Entries shown:
----------------------------------------
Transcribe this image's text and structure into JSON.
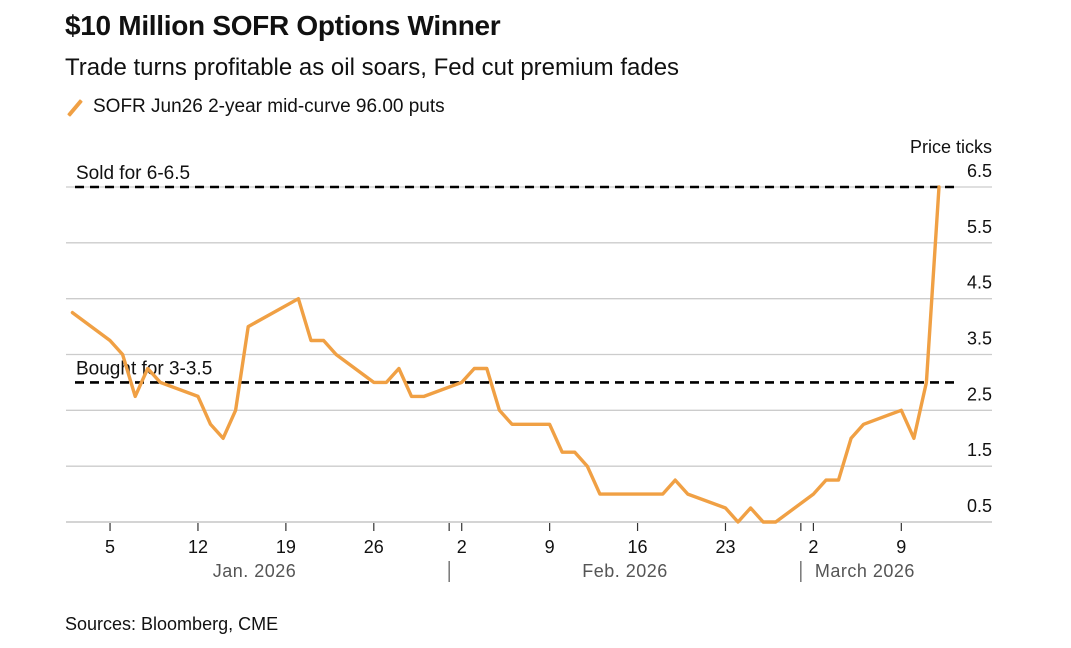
{
  "title": "$10 Million SOFR Options Winner",
  "subtitle": "Trade turns profitable as oil soars, Fed cut premium fades",
  "source": "Sources: Bloomberg, CME",
  "colors": {
    "line": "#f0a044",
    "grid": "#cccccc",
    "reference": "#000000",
    "axis_text": "#111111",
    "month_text": "#555555"
  },
  "chart_data": {
    "type": "line",
    "title": "$10 Million SOFR Options Winner",
    "subtitle": "Trade turns profitable as oil soars, Fed cut premium fades",
    "xlabel": "",
    "ylabel": "Price ticks",
    "ylim": [
      0.5,
      6.5
    ],
    "yticks": [
      "6.5",
      "5.5",
      "4.5",
      "3.5",
      "2.5",
      "1.5",
      "0.5"
    ],
    "ytick_values": [
      6.5,
      5.5,
      4.5,
      3.5,
      2.5,
      1.5,
      0.5
    ],
    "y_axis_side": "right",
    "grid": true,
    "legend_position": "top-left",
    "xlim": [
      "2026-01-01",
      "2026-03-15"
    ],
    "xticks": [
      {
        "date": "2026-01-05",
        "label": "5"
      },
      {
        "date": "2026-01-12",
        "label": "12"
      },
      {
        "date": "2026-01-19",
        "label": "19"
      },
      {
        "date": "2026-01-26",
        "label": "26"
      },
      {
        "date": "2026-02-02",
        "label": "2"
      },
      {
        "date": "2026-02-09",
        "label": "9"
      },
      {
        "date": "2026-02-16",
        "label": "16"
      },
      {
        "date": "2026-02-23",
        "label": "23"
      },
      {
        "date": "2026-03-02",
        "label": "2"
      },
      {
        "date": "2026-03-09",
        "label": "9"
      }
    ],
    "months": [
      {
        "label": "Jan. 2026",
        "start": "2026-01-01",
        "end": "2026-02-01"
      },
      {
        "label": "Feb. 2026",
        "start": "2026-02-01",
        "end": "2026-03-01"
      },
      {
        "label": "March 2026",
        "start": "2026-03-01",
        "end": "2026-03-15"
      }
    ],
    "reference_lines": [
      {
        "label": "Sold for 6-6.5",
        "value": 6.5
      },
      {
        "label": "Bought for 3-3.5",
        "value": 3.0
      }
    ],
    "series": [
      {
        "name": "SOFR Jun26 2-year mid-curve 96.00 puts",
        "x": [
          "2026-01-02",
          "2026-01-05",
          "2026-01-06",
          "2026-01-07",
          "2026-01-08",
          "2026-01-09",
          "2026-01-12",
          "2026-01-13",
          "2026-01-14",
          "2026-01-15",
          "2026-01-16",
          "2026-01-20",
          "2026-01-21",
          "2026-01-22",
          "2026-01-23",
          "2026-01-26",
          "2026-01-27",
          "2026-01-28",
          "2026-01-29",
          "2026-01-30",
          "2026-02-02",
          "2026-02-03",
          "2026-02-04",
          "2026-02-05",
          "2026-02-06",
          "2026-02-09",
          "2026-02-10",
          "2026-02-11",
          "2026-02-12",
          "2026-02-13",
          "2026-02-17",
          "2026-02-18",
          "2026-02-19",
          "2026-02-20",
          "2026-02-23",
          "2026-02-24",
          "2026-02-25",
          "2026-02-26",
          "2026-02-27",
          "2026-03-02",
          "2026-03-03",
          "2026-03-04",
          "2026-03-05",
          "2026-03-06",
          "2026-03-09",
          "2026-03-10",
          "2026-03-11",
          "2026-03-12"
        ],
        "values": [
          4.25,
          3.75,
          3.5,
          2.75,
          3.25,
          3.0,
          2.75,
          2.25,
          2.0,
          2.5,
          4.0,
          4.5,
          3.75,
          3.75,
          3.5,
          3.0,
          3.0,
          3.25,
          2.75,
          2.75,
          3.0,
          3.25,
          3.25,
          2.5,
          2.25,
          2.25,
          1.75,
          1.75,
          1.5,
          1.0,
          1.0,
          1.0,
          1.25,
          1.0,
          0.75,
          0.5,
          0.75,
          0.5,
          0.5,
          1.0,
          1.25,
          1.25,
          2.0,
          2.25,
          2.5,
          2.0,
          3.0,
          6.5
        ]
      }
    ]
  }
}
----------------------------------------
Exercise details: Omit the images and transcribe all of the records above word for word.

The response:
Transcribe this image's text and structure into JSON.
{
  "title": "$10 Million SOFR Options Winner",
  "subtitle": "Trade turns profitable as oil soars, Fed cut premium fades",
  "source": "Sources: Bloomberg, CME",
  "colors": {
    "line": "#f0a044",
    "grid": "#cccccc",
    "reference": "#000000",
    "axis_text": "#111111",
    "month_text": "#555555"
  },
  "chart_data": {
    "type": "line",
    "title": "$10 Million SOFR Options Winner",
    "subtitle": "Trade turns profitable as oil soars, Fed cut premium fades",
    "xlabel": "",
    "ylabel": "Price ticks",
    "ylim": [
      0.5,
      6.5
    ],
    "yticks": [
      "6.5",
      "5.5",
      "4.5",
      "3.5",
      "2.5",
      "1.5",
      "0.5"
    ],
    "ytick_values": [
      6.5,
      5.5,
      4.5,
      3.5,
      2.5,
      1.5,
      0.5
    ],
    "y_axis_side": "right",
    "grid": true,
    "legend_position": "top-left",
    "xlim": [
      "2026-01-01",
      "2026-03-15"
    ],
    "xticks": [
      {
        "date": "2026-01-05",
        "label": "5"
      },
      {
        "date": "2026-01-12",
        "label": "12"
      },
      {
        "date": "2026-01-19",
        "label": "19"
      },
      {
        "date": "2026-01-26",
        "label": "26"
      },
      {
        "date": "2026-02-02",
        "label": "2"
      },
      {
        "date": "2026-02-09",
        "label": "9"
      },
      {
        "date": "2026-02-16",
        "label": "16"
      },
      {
        "date": "2026-02-23",
        "label": "23"
      },
      {
        "date": "2026-03-02",
        "label": "2"
      },
      {
        "date": "2026-03-09",
        "label": "9"
      }
    ],
    "months": [
      {
        "label": "Jan. 2026",
        "start": "2026-01-01",
        "end": "2026-02-01"
      },
      {
        "label": "Feb. 2026",
        "start": "2026-02-01",
        "end": "2026-03-01"
      },
      {
        "label": "March 2026",
        "start": "2026-03-01",
        "end": "2026-03-15"
      }
    ],
    "reference_lines": [
      {
        "label": "Sold for 6-6.5",
        "value": 6.5
      },
      {
        "label": "Bought for 3-3.5",
        "value": 3.0
      }
    ],
    "series": [
      {
        "name": "SOFR Jun26 2-year mid-curve 96.00 puts",
        "x": [
          "2026-01-02",
          "2026-01-05",
          "2026-01-06",
          "2026-01-07",
          "2026-01-08",
          "2026-01-09",
          "2026-01-12",
          "2026-01-13",
          "2026-01-14",
          "2026-01-15",
          "2026-01-16",
          "2026-01-20",
          "2026-01-21",
          "2026-01-22",
          "2026-01-23",
          "2026-01-26",
          "2026-01-27",
          "2026-01-28",
          "2026-01-29",
          "2026-01-30",
          "2026-02-02",
          "2026-02-03",
          "2026-02-04",
          "2026-02-05",
          "2026-02-06",
          "2026-02-09",
          "2026-02-10",
          "2026-02-11",
          "2026-02-12",
          "2026-02-13",
          "2026-02-17",
          "2026-02-18",
          "2026-02-19",
          "2026-02-20",
          "2026-02-23",
          "2026-02-24",
          "2026-02-25",
          "2026-02-26",
          "2026-02-27",
          "2026-03-02",
          "2026-03-03",
          "2026-03-04",
          "2026-03-05",
          "2026-03-06",
          "2026-03-09",
          "2026-03-10",
          "2026-03-11",
          "2026-03-12"
        ],
        "values": [
          4.25,
          3.75,
          3.5,
          2.75,
          3.25,
          3.0,
          2.75,
          2.25,
          2.0,
          2.5,
          4.0,
          4.5,
          3.75,
          3.75,
          3.5,
          3.0,
          3.0,
          3.25,
          2.75,
          2.75,
          3.0,
          3.25,
          3.25,
          2.5,
          2.25,
          2.25,
          1.75,
          1.75,
          1.5,
          1.0,
          1.0,
          1.0,
          1.25,
          1.0,
          0.75,
          0.5,
          0.75,
          0.5,
          0.5,
          1.0,
          1.25,
          1.25,
          2.0,
          2.25,
          2.5,
          2.0,
          3.0,
          6.5
        ]
      }
    ]
  }
}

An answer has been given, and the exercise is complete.